:: Exercise input ::
________________________________________

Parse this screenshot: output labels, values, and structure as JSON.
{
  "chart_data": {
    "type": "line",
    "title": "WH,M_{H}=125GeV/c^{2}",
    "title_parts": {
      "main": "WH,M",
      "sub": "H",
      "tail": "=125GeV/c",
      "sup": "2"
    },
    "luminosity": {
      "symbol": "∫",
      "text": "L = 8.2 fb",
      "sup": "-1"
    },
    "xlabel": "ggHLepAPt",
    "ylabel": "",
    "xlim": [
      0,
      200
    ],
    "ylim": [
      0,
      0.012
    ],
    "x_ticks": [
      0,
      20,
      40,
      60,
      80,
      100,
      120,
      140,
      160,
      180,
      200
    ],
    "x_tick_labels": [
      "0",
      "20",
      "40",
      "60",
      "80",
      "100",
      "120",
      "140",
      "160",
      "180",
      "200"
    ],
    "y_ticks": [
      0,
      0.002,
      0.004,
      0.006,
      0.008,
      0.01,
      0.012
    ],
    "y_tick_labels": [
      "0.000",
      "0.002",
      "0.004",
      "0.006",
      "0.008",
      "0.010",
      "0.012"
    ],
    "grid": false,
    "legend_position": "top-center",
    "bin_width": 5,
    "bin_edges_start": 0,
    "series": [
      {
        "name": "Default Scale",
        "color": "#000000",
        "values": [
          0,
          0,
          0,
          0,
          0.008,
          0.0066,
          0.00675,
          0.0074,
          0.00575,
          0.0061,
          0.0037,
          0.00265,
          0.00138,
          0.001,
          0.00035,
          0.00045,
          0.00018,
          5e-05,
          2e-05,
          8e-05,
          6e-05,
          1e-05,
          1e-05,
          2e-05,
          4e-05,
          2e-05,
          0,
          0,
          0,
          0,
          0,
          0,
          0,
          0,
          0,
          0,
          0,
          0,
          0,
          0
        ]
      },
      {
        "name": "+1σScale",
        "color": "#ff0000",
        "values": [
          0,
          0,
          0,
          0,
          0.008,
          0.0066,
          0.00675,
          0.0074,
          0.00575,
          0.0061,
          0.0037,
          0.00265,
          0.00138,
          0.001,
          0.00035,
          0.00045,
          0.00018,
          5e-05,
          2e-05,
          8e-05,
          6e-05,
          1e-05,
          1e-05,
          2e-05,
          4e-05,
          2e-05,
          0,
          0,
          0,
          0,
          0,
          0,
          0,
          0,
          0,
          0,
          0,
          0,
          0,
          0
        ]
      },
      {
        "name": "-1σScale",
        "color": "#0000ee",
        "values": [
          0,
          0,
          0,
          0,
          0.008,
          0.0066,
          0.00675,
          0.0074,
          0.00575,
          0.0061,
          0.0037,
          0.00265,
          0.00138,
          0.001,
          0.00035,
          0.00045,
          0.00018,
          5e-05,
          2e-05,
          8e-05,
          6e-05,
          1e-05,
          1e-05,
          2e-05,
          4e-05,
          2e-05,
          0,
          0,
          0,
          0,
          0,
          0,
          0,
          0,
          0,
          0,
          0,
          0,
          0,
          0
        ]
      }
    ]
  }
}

________________________________________

Pull out every line in the material above where "name" occurs.

        "name": "Default Scale",
        "name": "+1σScale",
        "name": "-1σScale",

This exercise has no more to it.